Work to be completed => Every entry below must be repeated exactly; skip the pictures.

Information provided =>
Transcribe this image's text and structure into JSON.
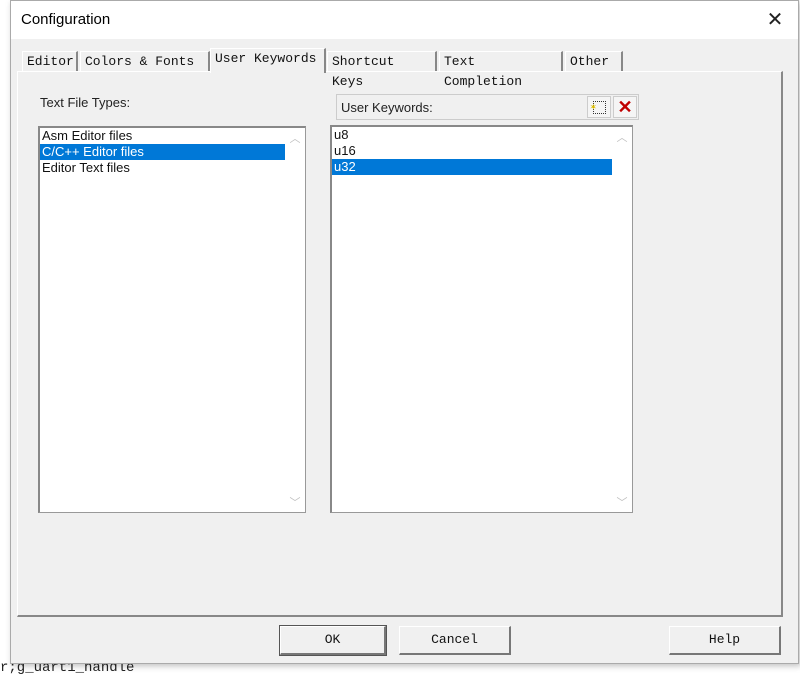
{
  "background": {
    "code_bottom": "r;g_uart1_handle"
  },
  "dialog": {
    "title": "Configuration"
  },
  "tabs": [
    {
      "label": "Editor"
    },
    {
      "label": "Colors & Fonts"
    },
    {
      "label": "User Keywords",
      "active": true
    },
    {
      "label": "Shortcut Keys"
    },
    {
      "label": "Text Completion"
    },
    {
      "label": "Other"
    }
  ],
  "file_types": {
    "label": "Text File Types:",
    "items": [
      "Asm Editor files",
      "C/C++ Editor files",
      "Editor Text files"
    ],
    "selected": "C/C++ Editor files"
  },
  "keywords": {
    "label": "User Keywords:",
    "items": [
      "u8",
      "u16",
      "u32"
    ],
    "selected": "u32",
    "new_icon": "new-item-icon",
    "delete_icon": "delete-x-icon"
  },
  "buttons": {
    "ok": "OK",
    "cancel": "Cancel",
    "help": "Help"
  },
  "colors": {
    "selection": "#0078d7",
    "delete": "#c00000"
  }
}
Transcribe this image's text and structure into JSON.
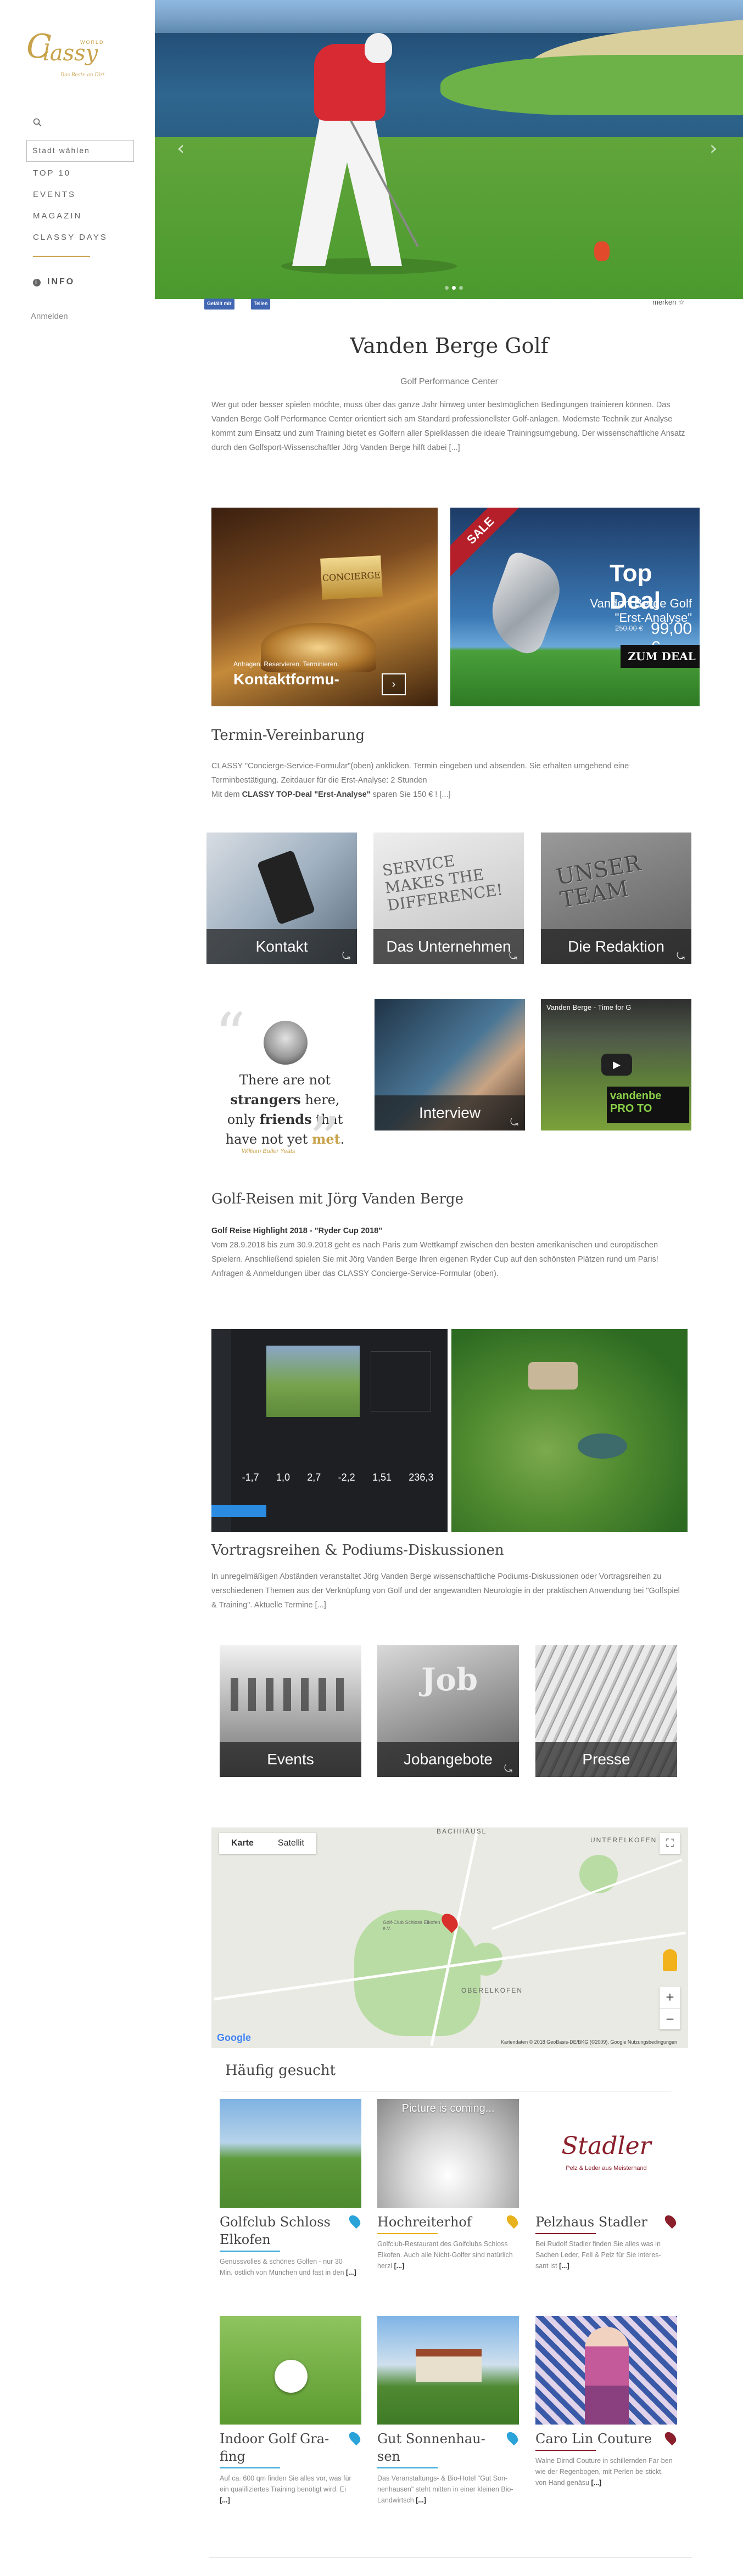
{
  "sidebar": {
    "logo": {
      "word1": "C",
      "word2": "lassy",
      "world": "WORLD",
      "tagline": "Das Beste an Dir!"
    },
    "city_select": "Stadt wählen",
    "nav": [
      "TOP 10",
      "EVENTS",
      "MAGAZIN",
      "CLASSY DAYS"
    ],
    "info": "INFO",
    "login": "Anmelden"
  },
  "hero": {
    "prev_arrow": "‹",
    "next_arrow": "›",
    "slide_count": 3,
    "active_slide": 1
  },
  "social": {
    "fb_like": "Gefällt mir",
    "fb_share": "Teilen",
    "bookmark": "merken ☆"
  },
  "page": {
    "title": "Vanden Berge Golf",
    "subtitle": "Golf Performance Center",
    "intro": "Wer gut oder besser spielen möchte, muss über das ganze Jahr hinweg unter bestmöglichen Bedingungen trainieren können. Das Vanden Berge Golf Performance Center orientiert sich am Standard professionellster Golf-anlagen. Modernste Technik zur Analyse kommt zum Einsatz und zum Training bietet es Golfern aller Spielklassen die ideale Trainingsumgebung. Der wissenschaftliche Ansatz durch den Golfsport-Wissenschaftler Jörg Vanden Berge hilft dabei [...]"
  },
  "promo": {
    "concierge": {
      "sign": "CONCIERGE",
      "line1": "Anfragen. Reservieren. Terminieren.",
      "line2": "Kontaktformu-",
      "go": "›"
    },
    "deal": {
      "ribbon": "SALE",
      "title": "Top Deal",
      "product": "Vanden Berge Golf \"Erst-Analyse\"",
      "old_price": "250,00 €",
      "new_price": "99,00 €",
      "button": "ZUM DEAL"
    }
  },
  "termin": {
    "heading": "Termin-Vereinbarung",
    "text1": "CLASSY \"Concierge-Service-Formular\"(oben) anklicken. Termin eingeben und absenden. Sie erhalten umgehend eine Terminbestätigung. Zeitdauer für die Erst-Analyse: 2 Stunden",
    "text2_prefix": "Mit dem ",
    "text2_bold": "CLASSY TOP-Deal \"Erst-Analyse\"",
    "text2_suffix": " sparen Sie 150 € ! [...]"
  },
  "tiles_row1": [
    "Kontakt",
    "Das Unternehmen",
    "Die Redaktion"
  ],
  "tile_art": {
    "service": "SERVICE MAKES THE DIFFERENCE!",
    "redaktion": "UNSER TEAM",
    "video_title": "Vanden Berge - Time for G",
    "video_brand": "vandenbe PRO TO",
    "job": "Job"
  },
  "quote": {
    "open": "“",
    "close": "”",
    "line1": "There are not",
    "line2": "strangers",
    "line2b": " here,",
    "line3a": "only ",
    "line3": "friends",
    "line3b": " that",
    "line4a": "have not yet ",
    "line4": "met",
    "line4b": ".",
    "author": "William Butler Yeats"
  },
  "tiles_row2": [
    "Interview"
  ],
  "reisen": {
    "heading": "Golf-Reisen mit Jörg Vanden Berge",
    "highlight": "Golf Reise Highlight 2018 - \"Ryder Cup 2018\"",
    "text": "Vom 28.9.2018 bis zum 30.9.2018 geht es nach Paris zum Wettkampf zwischen den besten amerikanischen und europäischen Spielern. Anschließend spielen Sie mit Jörg Vanden Berge Ihren eigenen Ryder Cup auf den schönsten Plätzen rund um Paris! Anfragen & Anmeldungen über das CLASSY Concierge-Service-Formular (oben)."
  },
  "stats": [
    "-1,7",
    "1,0",
    "2,7",
    "-2,2",
    "1,51",
    "236,3"
  ],
  "vortrag": {
    "heading": "Vortragsreihen & Podiums-Diskussionen",
    "text": "In unregelmäßigen Abständen veranstaltet Jörg Vanden Berge wissenschaftliche Podiums-Diskussionen oder Vortragsreihen zu verschiedenen Themen aus der Verknüpfung von Golf und der angewandten Neurologie in der praktischen Anwendung bei \"Golfspiel & Training\". Aktuelle Termine [...]"
  },
  "tiles_row3": [
    "Events",
    "Jobangebote",
    "Presse"
  ],
  "map": {
    "tab_map": "Karte",
    "tab_sat": "Satellit",
    "labels": [
      "BACHHÄUSL",
      "UNTERELKOFEN",
      "OBERELKOFEN",
      "Golf-Club Schloss Elkofen e.V."
    ],
    "credits": "Kartendaten © 2018 GeoBasis-DE/BKG (©2009), Google    Nutzungsbedingungen",
    "logo": "Google",
    "zoom_in": "+",
    "zoom_out": "−",
    "fullscreen": "⛶"
  },
  "frequent": {
    "heading": "Häufig gesucht",
    "items": [
      {
        "name": "Golfclub Schloss Elkofen",
        "desc": "Genussvolles & schönes Golfen - nur 30 Min. östlich von München und fast in den ",
        "more": "[...]",
        "color": "#2aa3d8",
        "img_text": ""
      },
      {
        "name": "Hochreiterhof",
        "desc": "Golfclub-Restaurant des Golfclubs Schloss Elkofen. Auch alle Nicht-Golfer sind natürlich herzl ",
        "more": "[...]",
        "color": "#e8b21c",
        "img_text": "Picture is coming..."
      },
      {
        "name": "Pelzhaus Stadler",
        "desc": "Bei Rudolf Stadler finden Sie alles was in Sachen Leder, Fell & Pelz für Sie interes-sant ist ",
        "more": "[...]",
        "color": "#8a1f2b",
        "img_text": "Stadler"
      },
      {
        "name": "Indoor Golf Gra-fing",
        "desc": "Auf ca. 600 qm finden Sie alles vor, was für ein qualifiziertes Training benötigt wird. Ei ",
        "more": "[...]",
        "color": "#2aa3d8",
        "img_text": ""
      },
      {
        "name": "Gut Sonnenhau-sen",
        "desc": "Das Veranstaltungs- & Bio-Hotel \"Gut Son-nenhausen\" steht mitten in einer kleinen Bio-Landwirtsch ",
        "more": "[...]",
        "color": "#2aa3d8",
        "img_text": ""
      },
      {
        "name": "Caro Lin Couture",
        "desc": "Walne Dirndl Couture in schillernden Far-ben wie der Regenbogen, mit Perlen be-stickt, von Hand genäsu ",
        "more": "[...]",
        "color": "#8a1f2b",
        "img_text": ""
      }
    ],
    "stadler_sub": "Pelz & Leder aus Meisterhand"
  }
}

Answer below =>
Transcribe this image's text and structure into JSON.
{
  "background": {
    "code_bottom": "r;g_uart1_handle"
  },
  "dialog": {
    "title": "Configuration"
  },
  "tabs": [
    {
      "label": "Editor"
    },
    {
      "label": "Colors & Fonts"
    },
    {
      "label": "User Keywords",
      "active": true
    },
    {
      "label": "Shortcut Keys"
    },
    {
      "label": "Text Completion"
    },
    {
      "label": "Other"
    }
  ],
  "file_types": {
    "label": "Text File Types:",
    "items": [
      "Asm Editor files",
      "C/C++ Editor files",
      "Editor Text files"
    ],
    "selected": "C/C++ Editor files"
  },
  "keywords": {
    "label": "User Keywords:",
    "items": [
      "u8",
      "u16",
      "u32"
    ],
    "selected": "u32",
    "new_icon": "new-item-icon",
    "delete_icon": "delete-x-icon"
  },
  "buttons": {
    "ok": "OK",
    "cancel": "Cancel",
    "help": "Help"
  },
  "colors": {
    "selection": "#0078d7",
    "delete": "#c00000"
  }
}
Transcribe this image's text and structure into JSON.
{
  "sidebar": {
    "logo": {
      "word1": "C",
      "word2": "lassy",
      "world": "WORLD",
      "tagline": "Das Beste an Dir!"
    },
    "city_select": "Stadt wählen",
    "nav": [
      "TOP 10",
      "EVENTS",
      "MAGAZIN",
      "CLASSY DAYS"
    ],
    "info": "INFO",
    "login": "Anmelden"
  },
  "hero": {
    "prev_arrow": "‹",
    "next_arrow": "›",
    "slide_count": 3,
    "active_slide": 1
  },
  "social": {
    "fb_like": "Gefällt mir",
    "fb_share": "Teilen",
    "bookmark": "merken ☆"
  },
  "page": {
    "title": "Vanden Berge Golf",
    "subtitle": "Golf Performance Center",
    "intro": "Wer gut oder besser spielen möchte, muss über das ganze Jahr hinweg unter bestmöglichen Bedingungen trainieren können. Das Vanden Berge Golf Performance Center orientiert sich am Standard professionellster Golf-anlagen. Modernste Technik zur Analyse kommt zum Einsatz und zum Training bietet es Golfern aller Spielklassen die ideale Trainingsumgebung. Der wissenschaftliche Ansatz durch den Golfsport-Wissenschaftler Jörg Vanden Berge hilft dabei [...]"
  },
  "promo": {
    "concierge": {
      "sign": "CONCIERGE",
      "line1": "Anfragen. Reservieren. Terminieren.",
      "line2": "Kontaktformu-",
      "go": "›"
    },
    "deal": {
      "ribbon": "SALE",
      "title": "Top Deal",
      "product": "Vanden Berge Golf \"Erst-Analyse\"",
      "old_price": "250,00 €",
      "new_price": "99,00 €",
      "button": "ZUM DEAL"
    }
  },
  "termin": {
    "heading": "Termin-Vereinbarung",
    "text1": "CLASSY \"Concierge-Service-Formular\"(oben) anklicken. Termin eingeben und absenden. Sie erhalten umgehend eine Terminbestätigung. Zeitdauer für die Erst-Analyse: 2 Stunden",
    "text2_prefix": "Mit dem ",
    "text2_bold": "CLASSY TOP-Deal \"Erst-Analyse\"",
    "text2_suffix": " sparen Sie 150 € ! [...]"
  },
  "tiles_row1": [
    "Kontakt",
    "Das Unternehmen",
    "Die Redaktion"
  ],
  "tile_art": {
    "service": "SERVICE MAKES THE DIFFERENCE!",
    "redaktion": "UNSER TEAM",
    "video_title": "Vanden Berge - Time for G",
    "video_brand": "vandenbe PRO TO",
    "job": "Job"
  },
  "quote": {
    "open": "“",
    "close": "”",
    "line1": "There are not",
    "line2": "strangers",
    "line2b": " here,",
    "line3a": "only ",
    "line3": "friends",
    "line3b": " that",
    "line4a": "have not yet ",
    "line4": "met",
    "line4b": ".",
    "author": "William Butler Yeats"
  },
  "tiles_row2": [
    "Interview"
  ],
  "reisen": {
    "heading": "Golf-Reisen mit Jörg Vanden Berge",
    "highlight": "Golf Reise Highlight 2018 - \"Ryder Cup 2018\"",
    "text": "Vom 28.9.2018 bis zum 30.9.2018 geht es nach Paris zum Wettkampf zwischen den besten amerikanischen und europäischen Spielern. Anschließend spielen Sie mit Jörg Vanden Berge Ihren eigenen Ryder Cup auf den schönsten Plätzen rund um Paris! Anfragen & Anmeldungen über das CLASSY Concierge-Service-Formular (oben)."
  },
  "stats": [
    "-1,7",
    "1,0",
    "2,7",
    "-2,2",
    "1,51",
    "236,3"
  ],
  "vortrag": {
    "heading": "Vortragsreihen & Podiums-Diskussionen",
    "text": "In unregelmäßigen Abständen veranstaltet Jörg Vanden Berge wissenschaftliche Podiums-Diskussionen oder Vortragsreihen zu verschiedenen Themen aus der Verknüpfung von Golf und der angewandten Neurologie in der praktischen Anwendung bei \"Golfspiel & Training\". Aktuelle Termine [...]"
  },
  "tiles_row3": [
    "Events",
    "Jobangebote",
    "Presse"
  ],
  "map": {
    "tab_map": "Karte",
    "tab_sat": "Satellit",
    "labels": [
      "BACHHÄUSL",
      "UNTERELKOFEN",
      "OBERELKOFEN",
      "Golf-Club Schloss Elkofen e.V."
    ],
    "credits": "Kartendaten © 2018 GeoBasis-DE/BKG (©2009), Google    Nutzungsbedingungen",
    "logo": "Google",
    "zoom_in": "+",
    "zoom_out": "−",
    "fullscreen": "⛶"
  },
  "frequent": {
    "heading": "Häufig gesucht",
    "items": [
      {
        "name": "Golfclub Schloss Elkofen",
        "desc": "Genussvolles & schönes Golfen - nur 30 Min. östlich von München und fast in den ",
        "more": "[...]",
        "color": "#2aa3d8",
        "img_text": ""
      },
      {
        "name": "Hochreiterhof",
        "desc": "Golfclub-Restaurant des Golfclubs Schloss Elkofen. Auch alle Nicht-Golfer sind natürlich herzl ",
        "more": "[...]",
        "color": "#e8b21c",
        "img_text": "Picture is coming..."
      },
      {
        "name": "Pelzhaus Stadler",
        "desc": "Bei Rudolf Stadler finden Sie alles was in Sachen Leder, Fell & Pelz für Sie interes-sant ist ",
        "more": "[...]",
        "color": "#8a1f2b",
        "img_text": "Stadler"
      },
      {
        "name": "Indoor Golf Gra-fing",
        "desc": "Auf ca. 600 qm finden Sie alles vor, was für ein qualifiziertes Training benötigt wird. Ei ",
        "more": "[...]",
        "color": "#2aa3d8",
        "img_text": ""
      },
      {
        "name": "Gut Sonnenhau-sen",
        "desc": "Das Veranstaltungs- & Bio-Hotel \"Gut Son-nenhausen\" steht mitten in einer kleinen Bio-Landwirtsch ",
        "more": "[...]",
        "color": "#2aa3d8",
        "img_text": ""
      },
      {
        "name": "Caro Lin Couture",
        "desc": "Walne Dirndl Couture in schillernden Far-ben wie der Regenbogen, mit Perlen be-stickt, von Hand genäsu ",
        "more": "[...]",
        "color": "#8a1f2b",
        "img_text": ""
      }
    ],
    "stadler_sub": "Pelz & Leder aus Meisterhand"
  }
}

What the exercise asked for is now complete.